*Task directions:*
Return the records word for word. Any pictures in them are not part of the copy.
┌────────
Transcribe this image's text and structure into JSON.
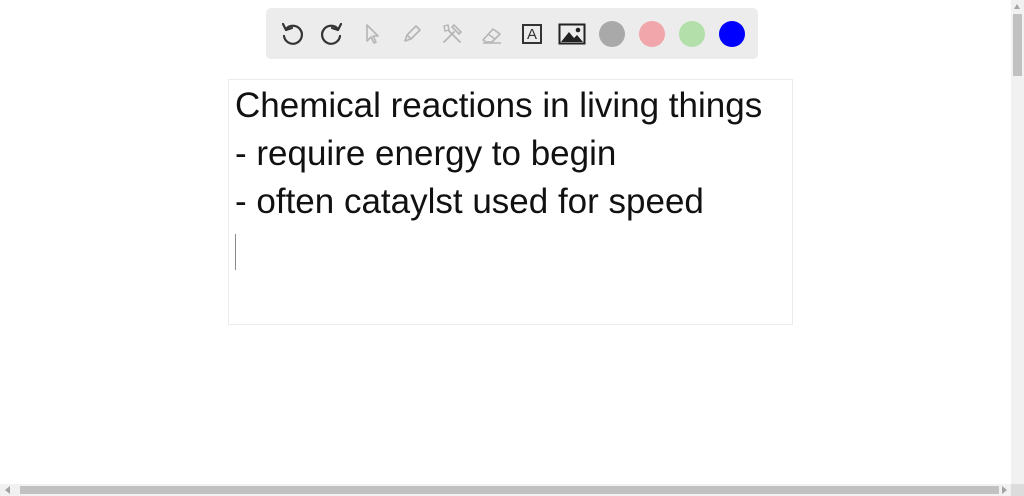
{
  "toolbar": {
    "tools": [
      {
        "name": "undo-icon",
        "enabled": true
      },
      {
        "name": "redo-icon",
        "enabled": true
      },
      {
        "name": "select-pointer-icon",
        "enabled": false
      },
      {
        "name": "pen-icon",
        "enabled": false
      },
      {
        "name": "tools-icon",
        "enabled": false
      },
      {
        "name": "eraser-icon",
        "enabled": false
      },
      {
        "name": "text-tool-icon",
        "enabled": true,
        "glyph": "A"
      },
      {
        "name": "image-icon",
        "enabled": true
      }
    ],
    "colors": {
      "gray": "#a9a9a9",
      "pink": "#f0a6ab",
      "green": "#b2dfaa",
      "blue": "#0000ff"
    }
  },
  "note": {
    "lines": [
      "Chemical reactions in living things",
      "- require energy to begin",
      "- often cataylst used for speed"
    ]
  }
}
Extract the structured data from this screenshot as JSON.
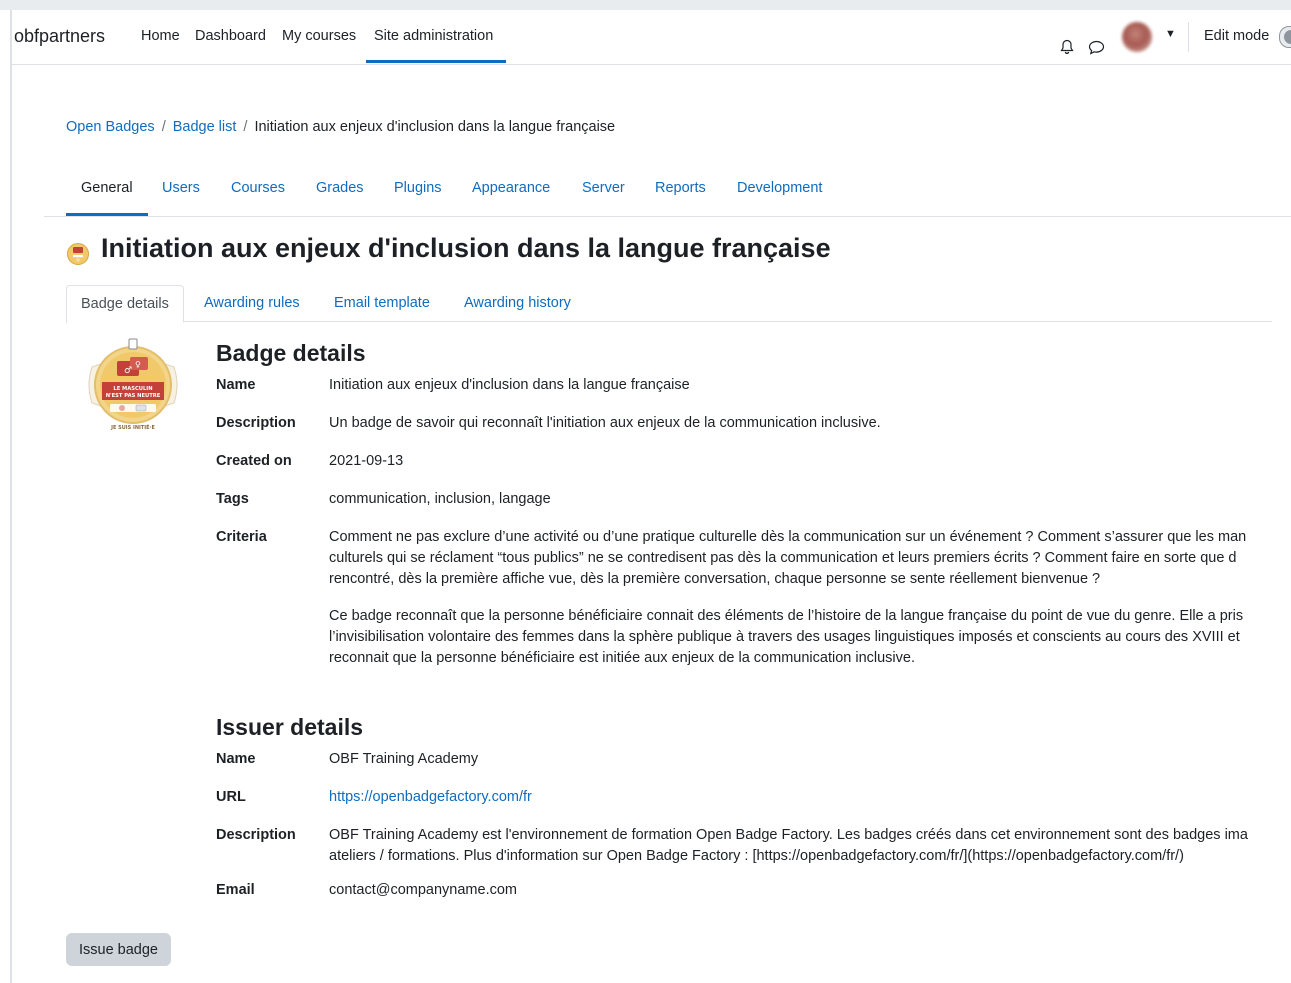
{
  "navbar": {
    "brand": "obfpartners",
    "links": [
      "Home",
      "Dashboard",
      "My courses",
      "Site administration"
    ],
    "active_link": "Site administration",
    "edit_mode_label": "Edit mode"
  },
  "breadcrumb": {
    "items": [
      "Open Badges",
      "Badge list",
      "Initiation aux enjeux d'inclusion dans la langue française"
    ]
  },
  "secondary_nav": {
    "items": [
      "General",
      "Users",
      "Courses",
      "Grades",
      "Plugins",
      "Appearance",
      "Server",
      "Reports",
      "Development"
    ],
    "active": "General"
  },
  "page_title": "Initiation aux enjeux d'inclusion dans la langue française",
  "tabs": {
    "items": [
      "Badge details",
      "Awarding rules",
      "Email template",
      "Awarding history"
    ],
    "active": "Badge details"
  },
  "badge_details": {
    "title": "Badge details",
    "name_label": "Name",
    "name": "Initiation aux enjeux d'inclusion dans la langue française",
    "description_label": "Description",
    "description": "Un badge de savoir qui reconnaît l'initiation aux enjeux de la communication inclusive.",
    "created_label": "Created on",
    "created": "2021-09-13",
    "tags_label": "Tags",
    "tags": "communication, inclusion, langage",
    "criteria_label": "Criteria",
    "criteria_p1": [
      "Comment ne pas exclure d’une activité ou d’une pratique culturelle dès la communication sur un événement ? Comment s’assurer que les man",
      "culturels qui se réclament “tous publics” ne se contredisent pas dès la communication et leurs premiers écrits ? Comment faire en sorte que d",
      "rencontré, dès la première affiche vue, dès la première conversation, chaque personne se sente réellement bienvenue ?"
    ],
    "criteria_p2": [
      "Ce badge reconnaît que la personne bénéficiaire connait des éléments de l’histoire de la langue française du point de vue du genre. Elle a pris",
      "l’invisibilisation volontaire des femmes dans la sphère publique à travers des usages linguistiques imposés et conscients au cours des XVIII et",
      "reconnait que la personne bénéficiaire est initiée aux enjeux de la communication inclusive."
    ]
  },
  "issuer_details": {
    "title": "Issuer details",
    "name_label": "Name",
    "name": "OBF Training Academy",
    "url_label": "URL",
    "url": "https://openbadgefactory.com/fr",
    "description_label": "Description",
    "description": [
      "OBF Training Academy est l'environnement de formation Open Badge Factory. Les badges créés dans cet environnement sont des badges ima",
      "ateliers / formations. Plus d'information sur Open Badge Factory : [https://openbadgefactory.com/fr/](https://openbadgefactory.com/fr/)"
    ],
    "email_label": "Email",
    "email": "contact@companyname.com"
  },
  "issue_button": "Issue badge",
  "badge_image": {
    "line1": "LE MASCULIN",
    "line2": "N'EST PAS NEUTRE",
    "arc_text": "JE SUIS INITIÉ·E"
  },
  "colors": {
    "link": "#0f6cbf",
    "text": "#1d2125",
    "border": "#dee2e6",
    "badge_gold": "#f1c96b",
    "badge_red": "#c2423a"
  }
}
└────────
*Exercise answer:*
Transcribe this image's text and structure into JSON.
{
  "toolbar": {
    "tools": [
      {
        "name": "undo-icon",
        "enabled": true
      },
      {
        "name": "redo-icon",
        "enabled": true
      },
      {
        "name": "select-pointer-icon",
        "enabled": false
      },
      {
        "name": "pen-icon",
        "enabled": false
      },
      {
        "name": "tools-icon",
        "enabled": false
      },
      {
        "name": "eraser-icon",
        "enabled": false
      },
      {
        "name": "text-tool-icon",
        "enabled": true,
        "glyph": "A"
      },
      {
        "name": "image-icon",
        "enabled": true
      }
    ],
    "colors": {
      "gray": "#a9a9a9",
      "pink": "#f0a6ab",
      "green": "#b2dfaa",
      "blue": "#0000ff"
    }
  },
  "note": {
    "lines": [
      "Chemical reactions in living things",
      "- require energy to begin",
      "- often cataylst used for speed"
    ]
  }
}
Extract the structured data from this screenshot as JSON.
{
  "navbar": {
    "brand": "obfpartners",
    "links": [
      "Home",
      "Dashboard",
      "My courses",
      "Site administration"
    ],
    "active_link": "Site administration",
    "edit_mode_label": "Edit mode"
  },
  "breadcrumb": {
    "items": [
      "Open Badges",
      "Badge list",
      "Initiation aux enjeux d'inclusion dans la langue française"
    ]
  },
  "secondary_nav": {
    "items": [
      "General",
      "Users",
      "Courses",
      "Grades",
      "Plugins",
      "Appearance",
      "Server",
      "Reports",
      "Development"
    ],
    "active": "General"
  },
  "page_title": "Initiation aux enjeux d'inclusion dans la langue française",
  "tabs": {
    "items": [
      "Badge details",
      "Awarding rules",
      "Email template",
      "Awarding history"
    ],
    "active": "Badge details"
  },
  "badge_details": {
    "title": "Badge details",
    "name_label": "Name",
    "name": "Initiation aux enjeux d'inclusion dans la langue française",
    "description_label": "Description",
    "description": "Un badge de savoir qui reconnaît l'initiation aux enjeux de la communication inclusive.",
    "created_label": "Created on",
    "created": "2021-09-13",
    "tags_label": "Tags",
    "tags": "communication, inclusion, langage",
    "criteria_label": "Criteria",
    "criteria_p1": [
      "Comment ne pas exclure d’une activité ou d’une pratique culturelle dès la communication sur un événement ? Comment s’assurer que les man",
      "culturels qui se réclament “tous publics” ne se contredisent pas dès la communication et leurs premiers écrits ? Comment faire en sorte que d",
      "rencontré, dès la première affiche vue, dès la première conversation, chaque personne se sente réellement bienvenue ?"
    ],
    "criteria_p2": [
      "Ce badge reconnaît que la personne bénéficiaire connait des éléments de l’histoire de la langue française du point de vue du genre. Elle a pris",
      "l’invisibilisation volontaire des femmes dans la sphère publique à travers des usages linguistiques imposés et conscients au cours des XVIII et",
      "reconnait que la personne bénéficiaire est initiée aux enjeux de la communication inclusive."
    ]
  },
  "issuer_details": {
    "title": "Issuer details",
    "name_label": "Name",
    "name": "OBF Training Academy",
    "url_label": "URL",
    "url": "https://openbadgefactory.com/fr",
    "description_label": "Description",
    "description": [
      "OBF Training Academy est l'environnement de formation Open Badge Factory. Les badges créés dans cet environnement sont des badges ima",
      "ateliers / formations. Plus d'information sur Open Badge Factory : [https://openbadgefactory.com/fr/](https://openbadgefactory.com/fr/)"
    ],
    "email_label": "Email",
    "email": "contact@companyname.com"
  },
  "issue_button": "Issue badge",
  "badge_image": {
    "line1": "LE MASCULIN",
    "line2": "N'EST PAS NEUTRE",
    "arc_text": "JE SUIS INITIÉ·E"
  },
  "colors": {
    "link": "#0f6cbf",
    "text": "#1d2125",
    "border": "#dee2e6",
    "badge_gold": "#f1c96b",
    "badge_red": "#c2423a"
  }
}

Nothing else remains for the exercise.